Work instructions
Quote the entries in full, character for character, without their images.

* start Material provided *

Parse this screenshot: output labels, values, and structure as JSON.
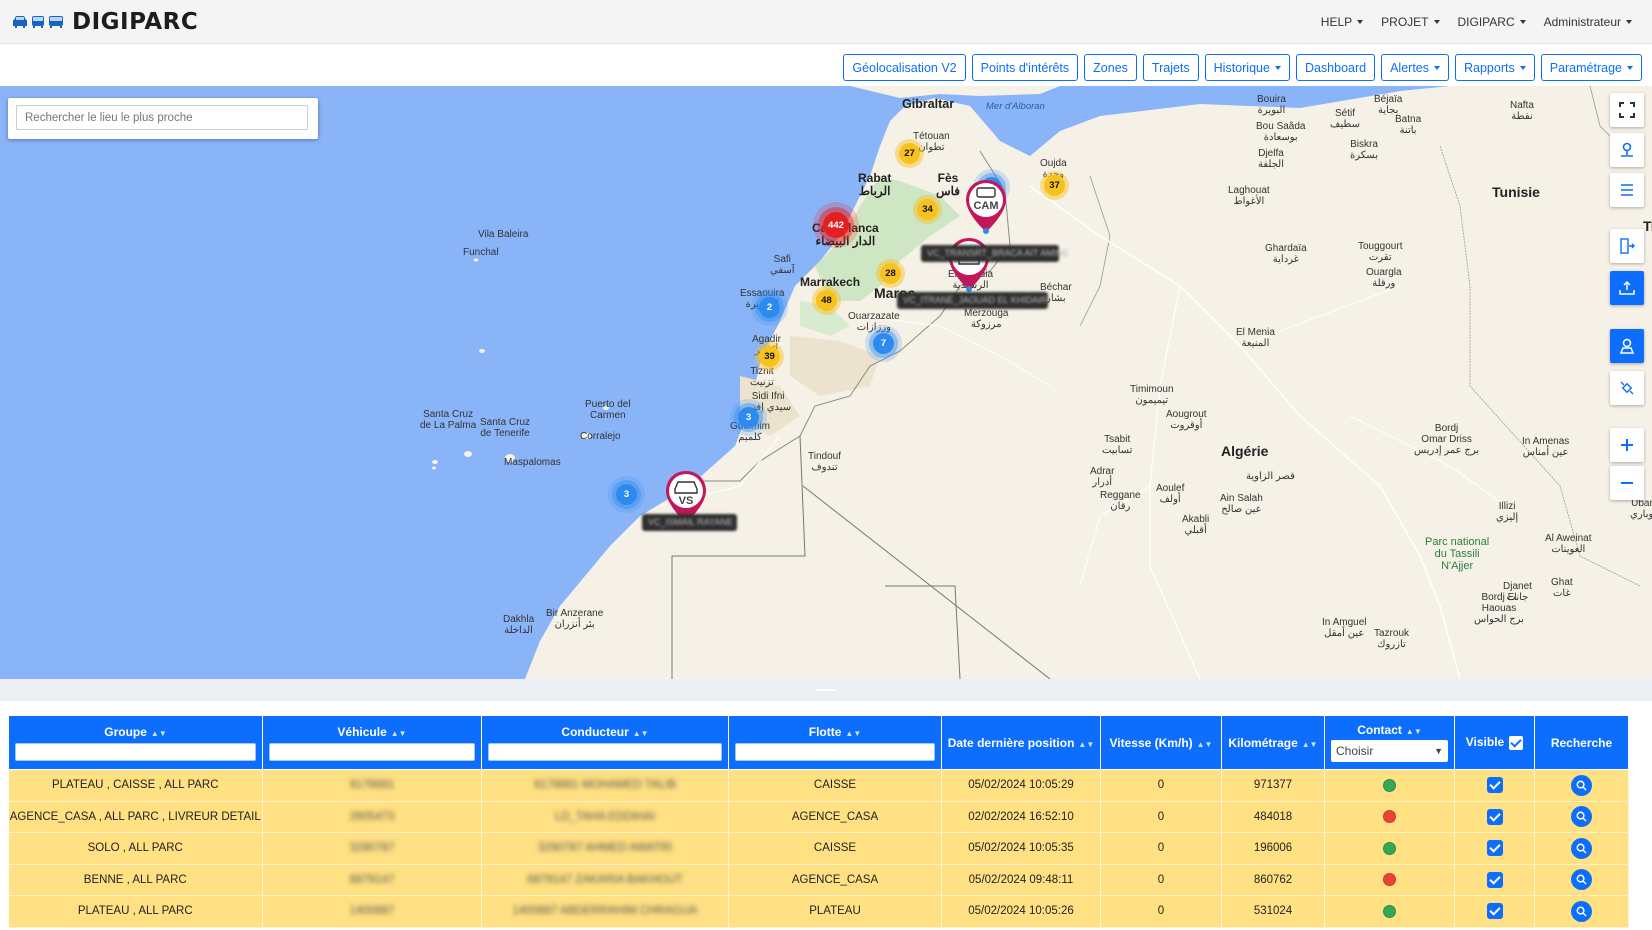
{
  "app": {
    "name": "DIGIPARC"
  },
  "topnav": [
    {
      "label": "HELP"
    },
    {
      "label": "PROJET"
    },
    {
      "label": "DIGIPARC"
    },
    {
      "label": "Administrateur"
    }
  ],
  "toolbar": [
    {
      "label": "Géolocalisation V2",
      "dropdown": false
    },
    {
      "label": "Points d'intérêts",
      "dropdown": false
    },
    {
      "label": "Zones",
      "dropdown": false
    },
    {
      "label": "Trajets",
      "dropdown": false
    },
    {
      "label": "Historique",
      "dropdown": true
    },
    {
      "label": "Dashboard",
      "dropdown": false
    },
    {
      "label": "Alertes",
      "dropdown": true
    },
    {
      "label": "Rapports",
      "dropdown": true
    },
    {
      "label": "Paramétrage",
      "dropdown": true
    }
  ],
  "map": {
    "search_placeholder": "Rechercher le lieu le plus proche",
    "labels": {
      "gibraltar": "Gibraltar",
      "alboran": "Mer d'Alboran",
      "tetouan": "Tétouan\nتطوان",
      "rabat": "Rabat\nالرباط",
      "fes": "Fès\nفاس",
      "oujda": "Oujda\nوجدة",
      "casablanca": "Casablanca\nالدار البيضاء",
      "safi": "Safi\nآسفي",
      "marrakech": "Marrakech",
      "maroc": "Maroc",
      "essaouira": "Essaouira\nالصويرة",
      "agadir": "Agadir\nأكادير",
      "tiznit": "Tiznit\nتزنيت",
      "sidiifni": "Sidi Ifni\nسيدي إفني",
      "guelmim": "Guelmim\nكلميم",
      "ouarzazate": "Ouarzazate\nورزازات",
      "errachidia": "Errachidia\nالرشيدية",
      "merzouga": "Merzouga\nمرزوكة",
      "bechar": "Béchar\nبشار",
      "vilabaleira": "Vila Baleira",
      "funchal": "Funchal",
      "santacruzpalma": "Santa Cruz\nde La Palma",
      "santacruztenerife": "Santa Cruz\nde Tenerife",
      "puertocarmen": "Puerto del\nCarmen",
      "corralejo": "Corralejo",
      "maspalomas": "Maspalomas",
      "tindouf": "Tindouf\nتندوف",
      "dakhla": "Dakhla\nالداخلة",
      "biranzerane": "Bir Anzerane\nبئر أنزران",
      "algerie": "Algérie",
      "tunisie": "Tunisie",
      "bejaia": "Béjaïa\nبجاية",
      "setif": "Sétif\nسطيف",
      "djelfa": "Djelfa\nالجلفة",
      "bousaada": "Bou Saâda\nبوسعادة",
      "batna": "Batna\nباتنة",
      "biskra": "Biskra\nبسكرة",
      "laghouat": "Laghouat\nالأغواط",
      "ghardaia": "Ghardaïa\nغرداية",
      "touggourt": "Touggourt\nتقرت",
      "ouargla": "Ouargla\nورقلة",
      "elmenia": "El Menia\nالمنيعة",
      "timimoun": "Timimoun\nتيميمون",
      "aougrout": "Aougrout\nأوقروت",
      "tsabit": "Tsabit\nتسابيت",
      "adrar": "Adrar\nأدرار",
      "aoulef": "Aoulef\nأولف",
      "insalah": "Ain Salah\nعين صالح",
      "reggane": "Reggane\nرقان",
      "akabli": "Akabli\nأقبلي",
      "kseferaouia": "قصر الزاوية",
      "bordjomar": "Bordj\nOmar Driss\nبرج عمر إدريس",
      "inamenas": "In Amenas\nعين أمناس",
      "illizi": "Illizi\nإليزي",
      "tassili": "Parc national\ndu Tassili\nN'Ajjer",
      "djanet": "Djanet\nجانت",
      "bordjelhaouas": "Bordj El\nHaouas\nبرج الحواس",
      "ghat": "Ghat\nغات",
      "alweinat": "Al Aweinat\nالعوينات",
      "inamguel": "In Amguel\nعين أمقل",
      "tazrouk": "Tazrouk\nتازروك",
      "bouira": "Bouira\nالبويرة",
      "nafta": "Nafta\nنفطة",
      "ubari": "Ubari\nأوباري",
      "tr": "Tr"
    },
    "clusters": [
      {
        "id": "c27",
        "count": "27",
        "color": "orange"
      },
      {
        "id": "c442",
        "count": "442",
        "color": "red"
      },
      {
        "id": "c34",
        "count": "34",
        "color": "orange"
      },
      {
        "id": "c7a",
        "count": "7",
        "color": "blue"
      },
      {
        "id": "c37",
        "count": "37",
        "color": "orange"
      },
      {
        "id": "c28",
        "count": "28",
        "color": "orange"
      },
      {
        "id": "c48",
        "count": "48",
        "color": "orange"
      },
      {
        "id": "c2",
        "count": "2",
        "color": "blue"
      },
      {
        "id": "c39",
        "count": "39",
        "color": "orange"
      },
      {
        "id": "c7b",
        "count": "7",
        "color": "blue"
      },
      {
        "id": "c3a",
        "count": "3",
        "color": "blue"
      },
      {
        "id": "c3b",
        "count": "3",
        "color": "blue"
      }
    ],
    "pins": [
      {
        "id": "cam",
        "label": "CAM"
      },
      {
        "id": "vs",
        "label": "VS"
      }
    ],
    "vehicle_tags": [
      {
        "id": "t1",
        "text": "VC_TRANSRT_BRACA AIT AMINE"
      },
      {
        "id": "t2",
        "text": "VC_ITRANE_JAOUAD EL KHIDAIR"
      },
      {
        "id": "t3",
        "text": "VC_ISMAIL RAYANE"
      }
    ]
  },
  "table": {
    "headers": {
      "groupe": "Groupe",
      "vehicule": "Véhicule",
      "conducteur": "Conducteur",
      "flotte": "Flotte",
      "date": "Date dernière position",
      "vitesse": "Vitesse (Km/h)",
      "km": "Kilométrage",
      "contact": "Contact",
      "contact_select": "Choisir",
      "visible": "Visible",
      "recherche": "Recherche"
    },
    "rows": [
      {
        "groupe": "PLATEAU , CAISSE , ALL PARC",
        "vehicule": "9178681",
        "conducteur": "9178681 MOHAMED TALIB",
        "flotte": "CAISSE",
        "date": "05/02/2024 10:05:29",
        "vitesse": "0",
        "km": "971377",
        "contact_color": "#34a853"
      },
      {
        "groupe": "AGENCE_CASA , ALL PARC , LIVREUR DETAIL",
        "vehicule": "2605473",
        "conducteur": "LD_TAHA EDDIHAI",
        "flotte": "AGENCE_CASA",
        "date": "02/02/2024 16:52:10",
        "vitesse": "0",
        "km": "484018",
        "contact_color": "#ea4335"
      },
      {
        "groupe": "SOLO , ALL PARC",
        "vehicule": "3290787",
        "conducteur": "3290787 AHMED AWATRI",
        "flotte": "CAISSE",
        "date": "05/02/2024 10:05:35",
        "vitesse": "0",
        "km": "196006",
        "contact_color": "#34a853"
      },
      {
        "groupe": "BENNE , ALL PARC",
        "vehicule": "6879147",
        "conducteur": "6879147 ZAKARIA BAKHOUT",
        "flotte": "AGENCE_CASA",
        "date": "05/02/2024 09:48:11",
        "vitesse": "0",
        "km": "860762",
        "contact_color": "#ea4335"
      },
      {
        "groupe": "PLATEAU , ALL PARC",
        "vehicule": "1400887",
        "conducteur": "1400887 ABDERRAHIM CHRAGUA",
        "flotte": "PLATEAU",
        "date": "05/02/2024 10:05:26",
        "vitesse": "0",
        "km": "531024",
        "contact_color": "#34a853"
      }
    ]
  }
}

* end Material provided *

Worked answer
Parse this screenshot: output labels, values, and structure as JSON.
{
  "app": {
    "name": "DIGIPARC"
  },
  "topnav": [
    {
      "label": "HELP"
    },
    {
      "label": "PROJET"
    },
    {
      "label": "DIGIPARC"
    },
    {
      "label": "Administrateur"
    }
  ],
  "toolbar": [
    {
      "label": "Géolocalisation V2",
      "dropdown": false
    },
    {
      "label": "Points d'intérêts",
      "dropdown": false
    },
    {
      "label": "Zones",
      "dropdown": false
    },
    {
      "label": "Trajets",
      "dropdown": false
    },
    {
      "label": "Historique",
      "dropdown": true
    },
    {
      "label": "Dashboard",
      "dropdown": false
    },
    {
      "label": "Alertes",
      "dropdown": true
    },
    {
      "label": "Rapports",
      "dropdown": true
    },
    {
      "label": "Paramétrage",
      "dropdown": true
    }
  ],
  "map": {
    "search_placeholder": "Rechercher le lieu le plus proche",
    "labels": {
      "gibraltar": "Gibraltar",
      "alboran": "Mer d'Alboran",
      "tetouan": "Tétouan\nتطوان",
      "rabat": "Rabat\nالرباط",
      "fes": "Fès\nفاس",
      "oujda": "Oujda\nوجدة",
      "casablanca": "Casablanca\nالدار البيضاء",
      "safi": "Safi\nآسفي",
      "marrakech": "Marrakech",
      "maroc": "Maroc",
      "essaouira": "Essaouira\nالصويرة",
      "agadir": "Agadir\nأكادير",
      "tiznit": "Tiznit\nتزنيت",
      "sidiifni": "Sidi Ifni\nسيدي إفني",
      "guelmim": "Guelmim\nكلميم",
      "ouarzazate": "Ouarzazate\nورزازات",
      "errachidia": "Errachidia\nالرشيدية",
      "merzouga": "Merzouga\nمرزوكة",
      "bechar": "Béchar\nبشار",
      "vilabaleira": "Vila Baleira",
      "funchal": "Funchal",
      "santacruzpalma": "Santa Cruz\nde La Palma",
      "santacruztenerife": "Santa Cruz\nde Tenerife",
      "puertocarmen": "Puerto del\nCarmen",
      "corralejo": "Corralejo",
      "maspalomas": "Maspalomas",
      "tindouf": "Tindouf\nتندوف",
      "dakhla": "Dakhla\nالداخلة",
      "biranzerane": "Bir Anzerane\nبئر أنزران",
      "algerie": "Algérie",
      "tunisie": "Tunisie",
      "bejaia": "Béjaïa\nبجاية",
      "setif": "Sétif\nسطيف",
      "djelfa": "Djelfa\nالجلفة",
      "bousaada": "Bou Saâda\nبوسعادة",
      "batna": "Batna\nباتنة",
      "biskra": "Biskra\nبسكرة",
      "laghouat": "Laghouat\nالأغواط",
      "ghardaia": "Ghardaïa\nغرداية",
      "touggourt": "Touggourt\nتقرت",
      "ouargla": "Ouargla\nورقلة",
      "elmenia": "El Menia\nالمنيعة",
      "timimoun": "Timimoun\nتيميمون",
      "aougrout": "Aougrout\nأوقروت",
      "tsabit": "Tsabit\nتسابيت",
      "adrar": "Adrar\nأدرار",
      "aoulef": "Aoulef\nأولف",
      "insalah": "Ain Salah\nعين صالح",
      "reggane": "Reggane\nرقان",
      "akabli": "Akabli\nأقبلي",
      "kseferaouia": "قصر الزاوية",
      "bordjomar": "Bordj\nOmar Driss\nبرج عمر إدريس",
      "inamenas": "In Amenas\nعين أمناس",
      "illizi": "Illizi\nإليزي",
      "tassili": "Parc national\ndu Tassili\nN'Ajjer",
      "djanet": "Djanet\nجانت",
      "bordjelhaouas": "Bordj El\nHaouas\nبرج الحواس",
      "ghat": "Ghat\nغات",
      "alweinat": "Al Aweinat\nالعوينات",
      "inamguel": "In Amguel\nعين أمقل",
      "tazrouk": "Tazrouk\nتازروك",
      "bouira": "Bouira\nالبويرة",
      "nafta": "Nafta\nنفطة",
      "ubari": "Ubari\nأوباري",
      "tr": "Tr"
    },
    "clusters": [
      {
        "id": "c27",
        "count": "27",
        "color": "orange"
      },
      {
        "id": "c442",
        "count": "442",
        "color": "red"
      },
      {
        "id": "c34",
        "count": "34",
        "color": "orange"
      },
      {
        "id": "c7a",
        "count": "7",
        "color": "blue"
      },
      {
        "id": "c37",
        "count": "37",
        "color": "orange"
      },
      {
        "id": "c28",
        "count": "28",
        "color": "orange"
      },
      {
        "id": "c48",
        "count": "48",
        "color": "orange"
      },
      {
        "id": "c2",
        "count": "2",
        "color": "blue"
      },
      {
        "id": "c39",
        "count": "39",
        "color": "orange"
      },
      {
        "id": "c7b",
        "count": "7",
        "color": "blue"
      },
      {
        "id": "c3a",
        "count": "3",
        "color": "blue"
      },
      {
        "id": "c3b",
        "count": "3",
        "color": "blue"
      }
    ],
    "pins": [
      {
        "id": "cam",
        "label": "CAM"
      },
      {
        "id": "vs",
        "label": "VS"
      }
    ],
    "vehicle_tags": [
      {
        "id": "t1",
        "text": "VC_TRANSRT_BRACA AIT AMINE"
      },
      {
        "id": "t2",
        "text": "VC_ITRANE_JAOUAD EL KHIDAIR"
      },
      {
        "id": "t3",
        "text": "VC_ISMAIL RAYANE"
      }
    ]
  },
  "table": {
    "headers": {
      "groupe": "Groupe",
      "vehicule": "Véhicule",
      "conducteur": "Conducteur",
      "flotte": "Flotte",
      "date": "Date dernière position",
      "vitesse": "Vitesse (Km/h)",
      "km": "Kilométrage",
      "contact": "Contact",
      "contact_select": "Choisir",
      "visible": "Visible",
      "recherche": "Recherche"
    },
    "rows": [
      {
        "groupe": "PLATEAU , CAISSE , ALL PARC",
        "vehicule": "9178681",
        "conducteur": "9178681 MOHAMED TALIB",
        "flotte": "CAISSE",
        "date": "05/02/2024 10:05:29",
        "vitesse": "0",
        "km": "971377",
        "contact_color": "#34a853"
      },
      {
        "groupe": "AGENCE_CASA , ALL PARC , LIVREUR DETAIL",
        "vehicule": "2605473",
        "conducteur": "LD_TAHA EDDIHAI",
        "flotte": "AGENCE_CASA",
        "date": "02/02/2024 16:52:10",
        "vitesse": "0",
        "km": "484018",
        "contact_color": "#ea4335"
      },
      {
        "groupe": "SOLO , ALL PARC",
        "vehicule": "3290787",
        "conducteur": "3290787 AHMED AWATRI",
        "flotte": "CAISSE",
        "date": "05/02/2024 10:05:35",
        "vitesse": "0",
        "km": "196006",
        "contact_color": "#34a853"
      },
      {
        "groupe": "BENNE , ALL PARC",
        "vehicule": "6879147",
        "conducteur": "6879147 ZAKARIA BAKHOUT",
        "flotte": "AGENCE_CASA",
        "date": "05/02/2024 09:48:11",
        "vitesse": "0",
        "km": "860762",
        "contact_color": "#ea4335"
      },
      {
        "groupe": "PLATEAU , ALL PARC",
        "vehicule": "1400887",
        "conducteur": "1400887 ABDERRAHIM CHRAGUA",
        "flotte": "PLATEAU",
        "date": "05/02/2024 10:05:26",
        "vitesse": "0",
        "km": "531024",
        "contact_color": "#34a853"
      }
    ]
  }
}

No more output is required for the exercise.